■ Material provided
□ □ □ □

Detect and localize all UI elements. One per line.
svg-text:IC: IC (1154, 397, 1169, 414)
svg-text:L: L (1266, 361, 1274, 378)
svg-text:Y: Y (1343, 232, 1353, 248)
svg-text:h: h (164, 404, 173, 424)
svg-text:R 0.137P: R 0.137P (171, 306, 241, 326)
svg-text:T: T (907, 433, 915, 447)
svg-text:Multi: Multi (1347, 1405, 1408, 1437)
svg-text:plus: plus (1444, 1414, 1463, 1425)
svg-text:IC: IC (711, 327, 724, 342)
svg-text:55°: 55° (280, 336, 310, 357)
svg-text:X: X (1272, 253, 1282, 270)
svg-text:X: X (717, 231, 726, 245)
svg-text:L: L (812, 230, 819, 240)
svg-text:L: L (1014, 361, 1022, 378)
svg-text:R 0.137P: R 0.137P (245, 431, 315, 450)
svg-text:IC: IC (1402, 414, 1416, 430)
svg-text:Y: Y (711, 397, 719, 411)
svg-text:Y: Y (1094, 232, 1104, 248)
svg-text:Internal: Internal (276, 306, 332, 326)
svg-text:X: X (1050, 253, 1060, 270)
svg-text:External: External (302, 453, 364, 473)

□ □ □ □

■ Set exercise
Output the data as a numbered list, one line per entry, leaving out any blank lines.

■ Solution to the problem
1. Detect and localize all UI elements. One per line.
2. svg-text:IC: IC (1154, 397, 1169, 414)
3. svg-text:L: L (1266, 361, 1274, 378)
4. svg-text:Y: Y (1343, 232, 1353, 248)
5. svg-text:h: h (164, 404, 173, 424)
6. svg-text:R 0.137P: R 0.137P (171, 306, 241, 326)
7. svg-text:T: T (907, 433, 915, 447)
8. svg-text:Multi: Multi (1347, 1405, 1408, 1437)
9. svg-text:plus: plus (1444, 1414, 1463, 1425)
10. svg-text:IC: IC (711, 327, 724, 342)
11. svg-text:55°: 55° (280, 336, 310, 357)
12. svg-text:X: X (1272, 253, 1282, 270)
13. svg-text:X: X (717, 231, 726, 245)
14. svg-text:L: L (812, 230, 819, 240)
15. svg-text:L: L (1014, 361, 1022, 378)
16. svg-text:R 0.137P: R 0.137P (245, 431, 315, 450)
17. svg-text:IC: IC (1402, 414, 1416, 430)
18. svg-text:Y: Y (711, 397, 719, 411)
19. svg-text:Y: Y (1094, 232, 1104, 248)
20. svg-text:Internal: Internal (276, 306, 332, 326)
21. svg-text:X: X (1050, 253, 1060, 270)
22. svg-text:External: External (302, 453, 364, 473)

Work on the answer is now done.